┌──
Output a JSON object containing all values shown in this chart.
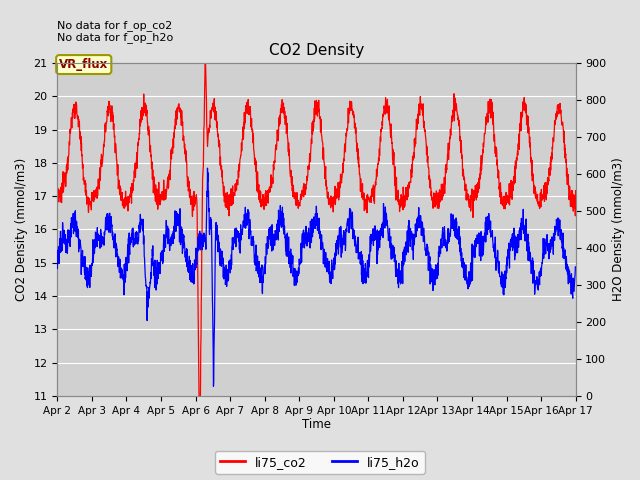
{
  "title": "CO2 Density",
  "xlabel": "Time",
  "ylabel_left": "CO2 Density (mmol/m3)",
  "ylabel_right": "H2O Density (mmol/m3)",
  "text_top_left": "No data for f_op_co2\nNo data for f_op_h2o",
  "vr_flux_label": "VR_flux",
  "ylim_left": [
    11.0,
    21.0
  ],
  "ylim_right": [
    0,
    900
  ],
  "yticks_left": [
    11.0,
    12.0,
    13.0,
    14.0,
    15.0,
    16.0,
    17.0,
    18.0,
    19.0,
    20.0,
    21.0
  ],
  "yticks_right": [
    0,
    100,
    200,
    300,
    400,
    500,
    600,
    700,
    800,
    900
  ],
  "xtick_labels": [
    "Apr 2",
    "Apr 3",
    "Apr 4",
    "Apr 5",
    "Apr 6",
    "Apr 7",
    "Apr 8",
    "Apr 9",
    "Apr 10",
    "Apr 11",
    "Apr 12",
    "Apr 13",
    "Apr 14",
    "Apr 15",
    "Apr 16",
    "Apr 17"
  ],
  "fig_bg_color": "#e0e0e0",
  "plot_bg_color": "#d0d0d0",
  "grid_color": "#ffffff",
  "line_co2_color": "red",
  "line_h2o_color": "blue",
  "line_width": 0.9,
  "legend_co2": "li75_co2",
  "legend_h2o": "li75_h2o",
  "figsize": [
    6.4,
    4.8
  ],
  "dpi": 100
}
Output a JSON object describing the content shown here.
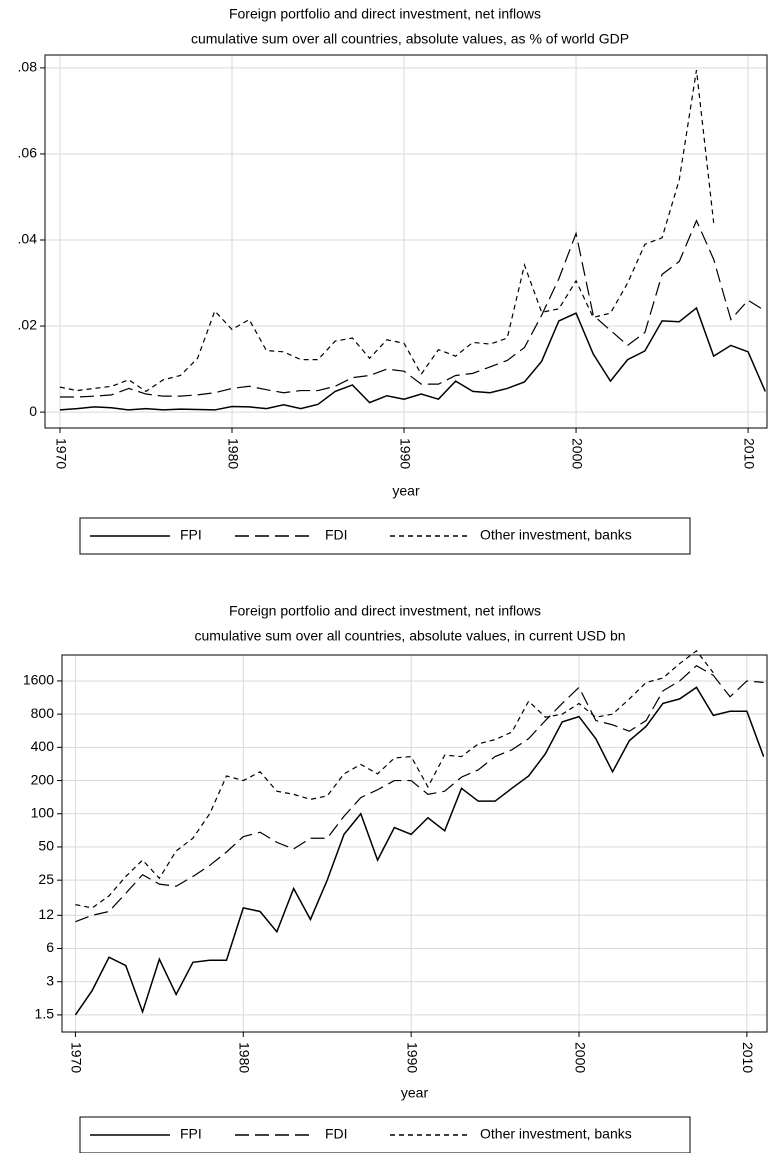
{
  "chart_data": [
    {
      "type": "line",
      "title": "Foreign portfolio and direct investment, net inflows",
      "subtitle": "cumulative sum over all countries, absolute values, as % of world GDP",
      "xlabel": "year",
      "x": [
        1970,
        1971,
        1972,
        1973,
        1974,
        1975,
        1976,
        1977,
        1978,
        1979,
        1980,
        1981,
        1982,
        1983,
        1984,
        1985,
        1986,
        1987,
        1988,
        1989,
        1990,
        1991,
        1992,
        1993,
        1994,
        1995,
        1996,
        1997,
        1998,
        1999,
        2000,
        2001,
        2002,
        2003,
        2004,
        2005,
        2006,
        2007,
        2008,
        2009,
        2010,
        2011
      ],
      "xlim": [
        1969.13,
        2011.1
      ],
      "xticks": [
        1970,
        1980,
        1990,
        2000,
        2010
      ],
      "ylim": [
        -0.0037,
        0.083
      ],
      "yticks": [
        0,
        {
          "value": 0.02,
          "label": ".02"
        },
        {
          "value": 0.04,
          "label": ".04"
        },
        {
          "value": 0.06,
          "label": ".06"
        },
        {
          "value": 0.08,
          "label": ".08"
        }
      ],
      "log_scale": false,
      "grid": true,
      "legend": "bottom",
      "series": [
        {
          "name": "FPI",
          "color": "#000000",
          "dash": "solid",
          "values": [
            0.0005,
            0.0008,
            0.0012,
            0.001,
            0.0005,
            0.0008,
            0.0005,
            0.0007,
            0.0006,
            0.0005,
            0.0013,
            0.0012,
            0.0008,
            0.0017,
            0.0008,
            0.0018,
            0.0048,
            0.0063,
            0.0022,
            0.0038,
            0.003,
            0.0042,
            0.003,
            0.0072,
            0.0048,
            0.0045,
            0.0055,
            0.007,
            0.0118,
            0.0212,
            0.023,
            0.0135,
            0.0072,
            0.0122,
            0.0142,
            0.0212,
            0.021,
            0.0242,
            0.013,
            0.0155,
            0.014,
            0.0048
          ]
        },
        {
          "name": "FDI",
          "color": "#000000",
          "dash": "long",
          "values": [
            0.0035,
            0.0035,
            0.0037,
            0.004,
            0.0055,
            0.0042,
            0.0037,
            0.0037,
            0.004,
            0.0045,
            0.0055,
            0.006,
            0.0052,
            0.0045,
            0.005,
            0.005,
            0.006,
            0.008,
            0.0085,
            0.01,
            0.0095,
            0.0065,
            0.0065,
            0.0085,
            0.009,
            0.0105,
            0.012,
            0.015,
            0.0225,
            0.031,
            0.0415,
            0.0225,
            0.019,
            0.0155,
            0.0185,
            0.032,
            0.035,
            0.0445,
            0.0355,
            0.0215,
            0.026,
            0.0235
          ]
        },
        {
          "name": "Other investment, banks",
          "color": "#000000",
          "dash": "short",
          "values": [
            0.0058,
            0.005,
            0.0055,
            0.006,
            0.0075,
            0.0048,
            0.0075,
            0.0085,
            0.0125,
            0.0235,
            0.0192,
            0.0215,
            0.0143,
            0.014,
            0.0122,
            0.0122,
            0.0165,
            0.0172,
            0.0125,
            0.0168,
            0.016,
            0.0088,
            0.0145,
            0.013,
            0.0162,
            0.0158,
            0.0172,
            0.0342,
            0.0232,
            0.024,
            0.0305,
            0.022,
            0.023,
            0.03,
            0.039,
            0.0405,
            0.054,
            0.0795,
            0.044,
            null,
            null,
            null
          ]
        }
      ]
    },
    {
      "type": "line",
      "title": "Foreign portfolio and direct investment, net inflows",
      "subtitle": "cumulative sum over all countries, absolute values, in current USD bn",
      "xlabel": "year",
      "x": [
        1970,
        1971,
        1972,
        1973,
        1974,
        1975,
        1976,
        1977,
        1978,
        1979,
        1980,
        1981,
        1982,
        1983,
        1984,
        1985,
        1986,
        1987,
        1988,
        1989,
        1990,
        1991,
        1992,
        1993,
        1994,
        1995,
        1996,
        1997,
        1998,
        1999,
        2000,
        2001,
        2002,
        2003,
        2004,
        2005,
        2006,
        2007,
        2008,
        2009,
        2010,
        2011
      ],
      "xlim": [
        1969.2,
        2011.2
      ],
      "xticks": [
        1970,
        1980,
        1990,
        2000,
        2010
      ],
      "ylim": [
        1.05,
        2750
      ],
      "yticks": [
        1.5,
        3,
        6,
        12,
        25,
        50,
        100,
        200,
        400,
        800,
        1600
      ],
      "log_scale": true,
      "grid": true,
      "legend": "bottom",
      "series": [
        {
          "name": "FPI",
          "color": "#000000",
          "dash": "solid",
          "values": [
            1.5,
            2.5,
            5,
            4.2,
            1.6,
            4.8,
            2.3,
            4.5,
            4.7,
            4.7,
            14,
            13,
            8.5,
            21,
            11,
            25,
            65,
            100,
            38,
            75,
            65,
            92,
            70,
            170,
            130,
            130,
            170,
            220,
            350,
            680,
            760,
            480,
            240,
            460,
            620,
            1000,
            1100,
            1400,
            780,
            850,
            850,
            330
          ]
        },
        {
          "name": "FDI",
          "color": "#000000",
          "dash": "long",
          "values": [
            10.5,
            12,
            13,
            19,
            28,
            23,
            22,
            27,
            34,
            45,
            62,
            68,
            55,
            48,
            60,
            60,
            95,
            140,
            165,
            200,
            200,
            150,
            160,
            215,
            250,
            330,
            380,
            480,
            700,
            1000,
            1400,
            700,
            640,
            560,
            700,
            1300,
            1600,
            2200,
            1800,
            1150,
            1600,
            1550
          ]
        },
        {
          "name": "Other investment, banks",
          "color": "#000000",
          "dash": "short",
          "values": [
            15,
            14,
            18,
            27,
            38,
            26,
            46,
            60,
            100,
            220,
            200,
            240,
            160,
            150,
            135,
            145,
            230,
            280,
            230,
            320,
            330,
            175,
            340,
            330,
            430,
            470,
            550,
            1050,
            750,
            800,
            1000,
            750,
            800,
            1100,
            1550,
            1700,
            2300,
            3000,
            1900,
            null,
            null,
            null
          ]
        }
      ]
    }
  ]
}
└──
## Do this
Return each line exactly as written. Any picture gets left out.

## Reply
Output a JSON object containing all values shown in this chart.
{
  "title": "CO2 Density",
  "xlabel": "Time",
  "ylabel_left": "CO2 Density (mmol/m3)",
  "ylabel_right": "H2O Density (mmol/m3)",
  "text_top_left": "No data for f_op_co2\nNo data for f_op_h2o",
  "vr_flux_label": "VR_flux",
  "ylim_left": [
    11.0,
    21.0
  ],
  "ylim_right": [
    0,
    900
  ],
  "yticks_left": [
    11.0,
    12.0,
    13.0,
    14.0,
    15.0,
    16.0,
    17.0,
    18.0,
    19.0,
    20.0,
    21.0
  ],
  "yticks_right": [
    0,
    100,
    200,
    300,
    400,
    500,
    600,
    700,
    800,
    900
  ],
  "xtick_labels": [
    "Apr 2",
    "Apr 3",
    "Apr 4",
    "Apr 5",
    "Apr 6",
    "Apr 7",
    "Apr 8",
    "Apr 9",
    "Apr 10",
    "Apr 11",
    "Apr 12",
    "Apr 13",
    "Apr 14",
    "Apr 15",
    "Apr 16",
    "Apr 17"
  ],
  "fig_bg_color": "#e0e0e0",
  "plot_bg_color": "#d0d0d0",
  "grid_color": "#ffffff",
  "line_co2_color": "red",
  "line_h2o_color": "blue",
  "line_width": 0.9,
  "legend_co2": "li75_co2",
  "legend_h2o": "li75_h2o",
  "figsize": [
    6.4,
    4.8
  ],
  "dpi": 100
}
Output a JSON object describing the content shown here.
{
  "chart_data": [
    {
      "type": "line",
      "title": "Foreign portfolio and direct investment, net inflows",
      "subtitle": "cumulative sum over all countries, absolute values, as % of world GDP",
      "xlabel": "year",
      "x": [
        1970,
        1971,
        1972,
        1973,
        1974,
        1975,
        1976,
        1977,
        1978,
        1979,
        1980,
        1981,
        1982,
        1983,
        1984,
        1985,
        1986,
        1987,
        1988,
        1989,
        1990,
        1991,
        1992,
        1993,
        1994,
        1995,
        1996,
        1997,
        1998,
        1999,
        2000,
        2001,
        2002,
        2003,
        2004,
        2005,
        2006,
        2007,
        2008,
        2009,
        2010,
        2011
      ],
      "xlim": [
        1969.13,
        2011.1
      ],
      "xticks": [
        1970,
        1980,
        1990,
        2000,
        2010
      ],
      "ylim": [
        -0.0037,
        0.083
      ],
      "yticks": [
        0,
        {
          "value": 0.02,
          "label": ".02"
        },
        {
          "value": 0.04,
          "label": ".04"
        },
        {
          "value": 0.06,
          "label": ".06"
        },
        {
          "value": 0.08,
          "label": ".08"
        }
      ],
      "log_scale": false,
      "grid": true,
      "legend": "bottom",
      "series": [
        {
          "name": "FPI",
          "color": "#000000",
          "dash": "solid",
          "values": [
            0.0005,
            0.0008,
            0.0012,
            0.001,
            0.0005,
            0.0008,
            0.0005,
            0.0007,
            0.0006,
            0.0005,
            0.0013,
            0.0012,
            0.0008,
            0.0017,
            0.0008,
            0.0018,
            0.0048,
            0.0063,
            0.0022,
            0.0038,
            0.003,
            0.0042,
            0.003,
            0.0072,
            0.0048,
            0.0045,
            0.0055,
            0.007,
            0.0118,
            0.0212,
            0.023,
            0.0135,
            0.0072,
            0.0122,
            0.0142,
            0.0212,
            0.021,
            0.0242,
            0.013,
            0.0155,
            0.014,
            0.0048
          ]
        },
        {
          "name": "FDI",
          "color": "#000000",
          "dash": "long",
          "values": [
            0.0035,
            0.0035,
            0.0037,
            0.004,
            0.0055,
            0.0042,
            0.0037,
            0.0037,
            0.004,
            0.0045,
            0.0055,
            0.006,
            0.0052,
            0.0045,
            0.005,
            0.005,
            0.006,
            0.008,
            0.0085,
            0.01,
            0.0095,
            0.0065,
            0.0065,
            0.0085,
            0.009,
            0.0105,
            0.012,
            0.015,
            0.0225,
            0.031,
            0.0415,
            0.0225,
            0.019,
            0.0155,
            0.0185,
            0.032,
            0.035,
            0.0445,
            0.0355,
            0.0215,
            0.026,
            0.0235
          ]
        },
        {
          "name": "Other investment, banks",
          "color": "#000000",
          "dash": "short",
          "values": [
            0.0058,
            0.005,
            0.0055,
            0.006,
            0.0075,
            0.0048,
            0.0075,
            0.0085,
            0.0125,
            0.0235,
            0.0192,
            0.0215,
            0.0143,
            0.014,
            0.0122,
            0.0122,
            0.0165,
            0.0172,
            0.0125,
            0.0168,
            0.016,
            0.0088,
            0.0145,
            0.013,
            0.0162,
            0.0158,
            0.0172,
            0.0342,
            0.0232,
            0.024,
            0.0305,
            0.022,
            0.023,
            0.03,
            0.039,
            0.0405,
            0.054,
            0.0795,
            0.044,
            null,
            null,
            null
          ]
        }
      ]
    },
    {
      "type": "line",
      "title": "Foreign portfolio and direct investment, net inflows",
      "subtitle": "cumulative sum over all countries, absolute values, in current USD bn",
      "xlabel": "year",
      "x": [
        1970,
        1971,
        1972,
        1973,
        1974,
        1975,
        1976,
        1977,
        1978,
        1979,
        1980,
        1981,
        1982,
        1983,
        1984,
        1985,
        1986,
        1987,
        1988,
        1989,
        1990,
        1991,
        1992,
        1993,
        1994,
        1995,
        1996,
        1997,
        1998,
        1999,
        2000,
        2001,
        2002,
        2003,
        2004,
        2005,
        2006,
        2007,
        2008,
        2009,
        2010,
        2011
      ],
      "xlim": [
        1969.2,
        2011.2
      ],
      "xticks": [
        1970,
        1980,
        1990,
        2000,
        2010
      ],
      "ylim": [
        1.05,
        2750
      ],
      "yticks": [
        1.5,
        3,
        6,
        12,
        25,
        50,
        100,
        200,
        400,
        800,
        1600
      ],
      "log_scale": true,
      "grid": true,
      "legend": "bottom",
      "series": [
        {
          "name": "FPI",
          "color": "#000000",
          "dash": "solid",
          "values": [
            1.5,
            2.5,
            5,
            4.2,
            1.6,
            4.8,
            2.3,
            4.5,
            4.7,
            4.7,
            14,
            13,
            8.5,
            21,
            11,
            25,
            65,
            100,
            38,
            75,
            65,
            92,
            70,
            170,
            130,
            130,
            170,
            220,
            350,
            680,
            760,
            480,
            240,
            460,
            620,
            1000,
            1100,
            1400,
            780,
            850,
            850,
            330
          ]
        },
        {
          "name": "FDI",
          "color": "#000000",
          "dash": "long",
          "values": [
            10.5,
            12,
            13,
            19,
            28,
            23,
            22,
            27,
            34,
            45,
            62,
            68,
            55,
            48,
            60,
            60,
            95,
            140,
            165,
            200,
            200,
            150,
            160,
            215,
            250,
            330,
            380,
            480,
            700,
            1000,
            1400,
            700,
            640,
            560,
            700,
            1300,
            1600,
            2200,
            1800,
            1150,
            1600,
            1550
          ]
        },
        {
          "name": "Other investment, banks",
          "color": "#000000",
          "dash": "short",
          "values": [
            15,
            14,
            18,
            27,
            38,
            26,
            46,
            60,
            100,
            220,
            200,
            240,
            160,
            150,
            135,
            145,
            230,
            280,
            230,
            320,
            330,
            175,
            340,
            330,
            430,
            470,
            550,
            1050,
            750,
            800,
            1000,
            750,
            800,
            1100,
            1550,
            1700,
            2300,
            3000,
            1900,
            null,
            null,
            null
          ]
        }
      ]
    }
  ]
}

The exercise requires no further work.